Exercise details:
Repeat each line exactly, leaving nothing out.

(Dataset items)

— Begin —

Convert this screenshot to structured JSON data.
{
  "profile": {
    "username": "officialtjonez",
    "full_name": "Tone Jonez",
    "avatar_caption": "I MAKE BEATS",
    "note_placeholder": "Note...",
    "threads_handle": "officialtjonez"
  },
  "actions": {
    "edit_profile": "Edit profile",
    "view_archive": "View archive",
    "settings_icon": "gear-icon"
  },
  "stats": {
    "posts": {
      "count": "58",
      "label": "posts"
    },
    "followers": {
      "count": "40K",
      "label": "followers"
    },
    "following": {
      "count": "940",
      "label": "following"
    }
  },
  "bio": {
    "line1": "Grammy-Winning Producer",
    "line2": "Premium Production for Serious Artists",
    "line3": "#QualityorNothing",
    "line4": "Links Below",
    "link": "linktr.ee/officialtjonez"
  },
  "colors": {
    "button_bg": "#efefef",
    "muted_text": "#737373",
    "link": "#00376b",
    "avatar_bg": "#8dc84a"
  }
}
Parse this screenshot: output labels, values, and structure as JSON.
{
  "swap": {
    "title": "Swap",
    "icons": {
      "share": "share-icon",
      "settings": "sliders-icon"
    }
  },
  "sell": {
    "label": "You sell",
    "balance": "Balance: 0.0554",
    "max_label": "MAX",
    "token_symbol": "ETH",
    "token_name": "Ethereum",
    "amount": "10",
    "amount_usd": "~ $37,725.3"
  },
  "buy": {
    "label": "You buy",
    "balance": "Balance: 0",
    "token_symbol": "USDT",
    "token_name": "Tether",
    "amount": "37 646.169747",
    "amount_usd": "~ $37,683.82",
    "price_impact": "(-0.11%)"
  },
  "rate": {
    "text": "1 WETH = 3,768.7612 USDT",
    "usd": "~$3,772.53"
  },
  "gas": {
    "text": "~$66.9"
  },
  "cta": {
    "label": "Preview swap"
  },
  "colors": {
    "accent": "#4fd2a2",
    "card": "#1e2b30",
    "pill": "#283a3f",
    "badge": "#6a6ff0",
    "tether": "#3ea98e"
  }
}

— End —

Expected answer:
Convert this screenshot to structured JSON data.
{
  "profile": {
    "username": "officialtjonez",
    "full_name": "Tone Jonez",
    "avatar_caption": "I MAKE BEATS",
    "note_placeholder": "Note...",
    "threads_handle": "officialtjonez"
  },
  "actions": {
    "edit_profile": "Edit profile",
    "view_archive": "View archive",
    "settings_icon": "gear-icon"
  },
  "stats": {
    "posts": {
      "count": "58",
      "label": "posts"
    },
    "followers": {
      "count": "40K",
      "label": "followers"
    },
    "following": {
      "count": "940",
      "label": "following"
    }
  },
  "bio": {
    "line1": "Grammy-Winning Producer",
    "line2": "Premium Production for Serious Artists",
    "line3": "#QualityorNothing",
    "line4": "Links Below",
    "link": "linktr.ee/officialtjonez"
  },
  "colors": {
    "button_bg": "#efefef",
    "muted_text": "#737373",
    "link": "#00376b",
    "avatar_bg": "#8dc84a"
  }
}
Parse this screenshot: output labels, values, and structure as JSON.
{
  "swap": {
    "title": "Swap",
    "icons": {
      "share": "share-icon",
      "settings": "sliders-icon"
    }
  },
  "sell": {
    "label": "You sell",
    "balance": "Balance: 0.0554",
    "max_label": "MAX",
    "token_symbol": "ETH",
    "token_name": "Ethereum",
    "amount": "10",
    "amount_usd": "~ $37,725.3"
  },
  "buy": {
    "label": "You buy",
    "balance": "Balance: 0",
    "token_symbol": "USDT",
    "token_name": "Tether",
    "amount": "37 646.169747",
    "amount_usd": "~ $37,683.82",
    "price_impact": "(-0.11%)"
  },
  "rate": {
    "text": "1 WETH = 3,768.7612 USDT",
    "usd": "~$3,772.53"
  },
  "gas": {
    "text": "~$66.9"
  },
  "cta": {
    "label": "Preview swap"
  },
  "colors": {
    "accent": "#4fd2a2",
    "card": "#1e2b30",
    "pill": "#283a3f",
    "badge": "#6a6ff0",
    "tether": "#3ea98e"
  }
}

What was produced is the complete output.